[GIVEN PROBLEM]: Lift out all lines below that contain "clients".

Stored data entries
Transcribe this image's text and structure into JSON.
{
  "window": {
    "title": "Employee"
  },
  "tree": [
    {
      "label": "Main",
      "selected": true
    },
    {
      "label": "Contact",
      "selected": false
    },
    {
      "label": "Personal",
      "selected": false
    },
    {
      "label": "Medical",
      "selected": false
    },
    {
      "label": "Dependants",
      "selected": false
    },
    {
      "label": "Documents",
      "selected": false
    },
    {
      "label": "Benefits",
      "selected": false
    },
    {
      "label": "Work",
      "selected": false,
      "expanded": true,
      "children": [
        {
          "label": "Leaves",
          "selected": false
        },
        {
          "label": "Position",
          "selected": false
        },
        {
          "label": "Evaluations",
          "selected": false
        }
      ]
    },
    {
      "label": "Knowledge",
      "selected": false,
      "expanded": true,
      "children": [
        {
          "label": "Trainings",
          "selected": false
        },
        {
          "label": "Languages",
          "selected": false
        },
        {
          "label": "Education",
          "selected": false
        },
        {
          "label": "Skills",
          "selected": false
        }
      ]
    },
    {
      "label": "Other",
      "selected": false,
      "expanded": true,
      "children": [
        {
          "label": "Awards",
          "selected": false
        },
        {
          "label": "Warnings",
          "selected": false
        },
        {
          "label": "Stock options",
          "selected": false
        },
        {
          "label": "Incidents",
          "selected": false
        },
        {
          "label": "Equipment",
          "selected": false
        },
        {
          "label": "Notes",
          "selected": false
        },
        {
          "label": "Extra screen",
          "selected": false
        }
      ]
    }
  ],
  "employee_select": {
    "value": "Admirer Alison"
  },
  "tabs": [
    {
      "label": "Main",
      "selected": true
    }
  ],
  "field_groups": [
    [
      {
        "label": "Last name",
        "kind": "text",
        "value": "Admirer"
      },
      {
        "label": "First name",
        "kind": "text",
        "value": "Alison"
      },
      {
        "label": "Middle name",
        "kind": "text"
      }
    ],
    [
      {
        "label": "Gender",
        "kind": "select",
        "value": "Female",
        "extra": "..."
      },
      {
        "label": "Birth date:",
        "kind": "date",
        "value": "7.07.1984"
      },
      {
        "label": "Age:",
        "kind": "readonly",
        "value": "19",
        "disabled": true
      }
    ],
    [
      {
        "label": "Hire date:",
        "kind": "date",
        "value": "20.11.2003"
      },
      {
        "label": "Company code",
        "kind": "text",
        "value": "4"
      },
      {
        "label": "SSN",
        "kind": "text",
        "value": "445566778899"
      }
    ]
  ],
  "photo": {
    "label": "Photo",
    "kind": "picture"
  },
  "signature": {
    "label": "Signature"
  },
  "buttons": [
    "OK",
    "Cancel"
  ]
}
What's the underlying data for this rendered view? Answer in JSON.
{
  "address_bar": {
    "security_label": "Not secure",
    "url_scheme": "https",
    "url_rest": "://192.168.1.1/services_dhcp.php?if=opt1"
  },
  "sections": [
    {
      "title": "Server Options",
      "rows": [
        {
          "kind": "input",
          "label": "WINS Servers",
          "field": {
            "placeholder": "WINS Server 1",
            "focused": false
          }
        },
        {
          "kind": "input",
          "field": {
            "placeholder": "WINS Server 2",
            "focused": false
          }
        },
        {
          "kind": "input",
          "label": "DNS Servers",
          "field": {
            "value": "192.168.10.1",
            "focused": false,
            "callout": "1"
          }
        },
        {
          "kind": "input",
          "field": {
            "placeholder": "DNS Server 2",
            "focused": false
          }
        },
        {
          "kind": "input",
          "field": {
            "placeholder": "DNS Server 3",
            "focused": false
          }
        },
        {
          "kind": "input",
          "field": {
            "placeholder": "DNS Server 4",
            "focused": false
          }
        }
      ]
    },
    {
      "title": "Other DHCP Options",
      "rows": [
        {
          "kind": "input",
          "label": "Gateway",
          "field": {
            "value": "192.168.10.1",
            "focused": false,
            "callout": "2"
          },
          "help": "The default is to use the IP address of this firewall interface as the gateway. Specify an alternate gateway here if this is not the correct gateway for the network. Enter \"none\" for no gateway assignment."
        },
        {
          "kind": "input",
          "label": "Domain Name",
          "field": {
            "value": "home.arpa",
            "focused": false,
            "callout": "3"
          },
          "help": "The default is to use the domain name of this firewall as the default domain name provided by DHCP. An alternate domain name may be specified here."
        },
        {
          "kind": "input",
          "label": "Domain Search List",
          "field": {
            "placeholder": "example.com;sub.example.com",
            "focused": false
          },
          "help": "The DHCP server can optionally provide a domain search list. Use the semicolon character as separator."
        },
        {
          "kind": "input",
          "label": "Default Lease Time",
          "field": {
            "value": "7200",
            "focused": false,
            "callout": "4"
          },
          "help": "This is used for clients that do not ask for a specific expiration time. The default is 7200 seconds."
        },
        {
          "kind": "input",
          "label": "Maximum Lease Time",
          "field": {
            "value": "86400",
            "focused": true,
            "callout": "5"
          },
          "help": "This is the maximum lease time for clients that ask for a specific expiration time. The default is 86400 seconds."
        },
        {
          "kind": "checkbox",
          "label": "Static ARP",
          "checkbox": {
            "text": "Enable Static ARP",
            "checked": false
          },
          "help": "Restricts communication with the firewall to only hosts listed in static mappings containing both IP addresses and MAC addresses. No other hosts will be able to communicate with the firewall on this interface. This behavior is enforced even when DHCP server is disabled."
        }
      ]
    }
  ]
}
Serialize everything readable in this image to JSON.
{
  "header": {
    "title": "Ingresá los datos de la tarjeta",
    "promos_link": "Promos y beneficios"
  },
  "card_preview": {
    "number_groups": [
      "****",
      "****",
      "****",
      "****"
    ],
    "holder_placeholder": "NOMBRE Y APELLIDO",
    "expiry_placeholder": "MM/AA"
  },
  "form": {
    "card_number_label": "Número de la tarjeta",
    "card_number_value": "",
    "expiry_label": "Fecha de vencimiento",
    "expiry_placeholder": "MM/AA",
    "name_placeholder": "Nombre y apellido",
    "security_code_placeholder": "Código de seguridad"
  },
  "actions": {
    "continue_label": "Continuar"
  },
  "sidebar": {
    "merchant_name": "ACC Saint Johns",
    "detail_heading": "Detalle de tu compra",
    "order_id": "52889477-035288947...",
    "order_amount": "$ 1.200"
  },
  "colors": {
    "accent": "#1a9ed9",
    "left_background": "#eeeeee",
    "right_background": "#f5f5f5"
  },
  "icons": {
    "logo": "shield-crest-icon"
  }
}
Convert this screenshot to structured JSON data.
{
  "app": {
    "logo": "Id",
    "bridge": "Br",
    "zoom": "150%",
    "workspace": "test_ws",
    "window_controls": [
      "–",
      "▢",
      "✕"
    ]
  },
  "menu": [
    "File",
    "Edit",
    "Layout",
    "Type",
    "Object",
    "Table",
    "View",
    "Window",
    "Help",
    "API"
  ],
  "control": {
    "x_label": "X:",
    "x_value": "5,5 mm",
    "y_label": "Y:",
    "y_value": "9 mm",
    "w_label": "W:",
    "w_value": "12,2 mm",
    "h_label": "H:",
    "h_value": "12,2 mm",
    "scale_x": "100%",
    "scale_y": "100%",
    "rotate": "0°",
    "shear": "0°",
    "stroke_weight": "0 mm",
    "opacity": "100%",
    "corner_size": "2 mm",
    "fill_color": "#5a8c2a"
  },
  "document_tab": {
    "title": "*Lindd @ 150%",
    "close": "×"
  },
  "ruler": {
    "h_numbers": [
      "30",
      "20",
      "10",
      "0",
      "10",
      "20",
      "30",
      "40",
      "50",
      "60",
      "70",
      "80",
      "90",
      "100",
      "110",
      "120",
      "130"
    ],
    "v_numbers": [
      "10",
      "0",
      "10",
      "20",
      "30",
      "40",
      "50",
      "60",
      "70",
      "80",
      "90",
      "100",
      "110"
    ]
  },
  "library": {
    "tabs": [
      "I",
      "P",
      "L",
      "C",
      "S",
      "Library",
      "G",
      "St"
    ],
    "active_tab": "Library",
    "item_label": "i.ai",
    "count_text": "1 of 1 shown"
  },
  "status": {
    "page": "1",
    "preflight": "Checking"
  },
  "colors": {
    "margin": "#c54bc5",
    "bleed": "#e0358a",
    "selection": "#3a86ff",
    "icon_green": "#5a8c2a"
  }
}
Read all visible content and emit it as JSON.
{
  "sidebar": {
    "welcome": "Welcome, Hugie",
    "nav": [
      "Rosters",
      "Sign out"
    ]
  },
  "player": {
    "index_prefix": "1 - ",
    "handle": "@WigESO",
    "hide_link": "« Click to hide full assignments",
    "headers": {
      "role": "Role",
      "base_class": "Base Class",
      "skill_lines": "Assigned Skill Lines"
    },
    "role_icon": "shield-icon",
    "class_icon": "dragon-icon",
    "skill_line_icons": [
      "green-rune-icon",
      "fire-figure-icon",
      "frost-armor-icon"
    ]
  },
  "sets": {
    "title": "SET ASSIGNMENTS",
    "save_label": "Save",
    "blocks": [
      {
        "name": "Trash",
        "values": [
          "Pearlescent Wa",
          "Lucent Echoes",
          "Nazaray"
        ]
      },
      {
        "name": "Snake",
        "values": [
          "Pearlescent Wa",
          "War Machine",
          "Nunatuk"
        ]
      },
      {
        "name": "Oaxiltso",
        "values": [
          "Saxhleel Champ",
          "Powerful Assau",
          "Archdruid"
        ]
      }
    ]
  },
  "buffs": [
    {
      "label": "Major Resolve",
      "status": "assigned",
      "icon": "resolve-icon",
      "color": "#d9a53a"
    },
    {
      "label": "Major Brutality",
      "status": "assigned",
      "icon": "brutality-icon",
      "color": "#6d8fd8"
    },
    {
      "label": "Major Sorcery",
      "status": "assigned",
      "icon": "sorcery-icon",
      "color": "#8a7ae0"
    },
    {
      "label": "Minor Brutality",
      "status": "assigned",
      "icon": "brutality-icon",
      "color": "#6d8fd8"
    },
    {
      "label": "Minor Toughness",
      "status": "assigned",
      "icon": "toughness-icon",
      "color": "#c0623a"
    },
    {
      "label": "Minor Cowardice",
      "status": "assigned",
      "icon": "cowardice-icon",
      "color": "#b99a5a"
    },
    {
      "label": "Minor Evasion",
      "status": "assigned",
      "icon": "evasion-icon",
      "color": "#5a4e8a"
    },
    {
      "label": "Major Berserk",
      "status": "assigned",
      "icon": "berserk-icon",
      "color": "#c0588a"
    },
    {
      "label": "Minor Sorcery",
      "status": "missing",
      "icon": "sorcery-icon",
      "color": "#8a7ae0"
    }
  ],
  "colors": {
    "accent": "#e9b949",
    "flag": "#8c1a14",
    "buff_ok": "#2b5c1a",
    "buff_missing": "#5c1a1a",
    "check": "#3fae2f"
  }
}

[TASK OUTPUT]:
          "help": "This is used for clients that do not ask for a specific expiration time. The default is 7200 seconds."
          "help": "This is the maximum lease time for clients that ask for a specific expiration time. The default is 86400 seconds."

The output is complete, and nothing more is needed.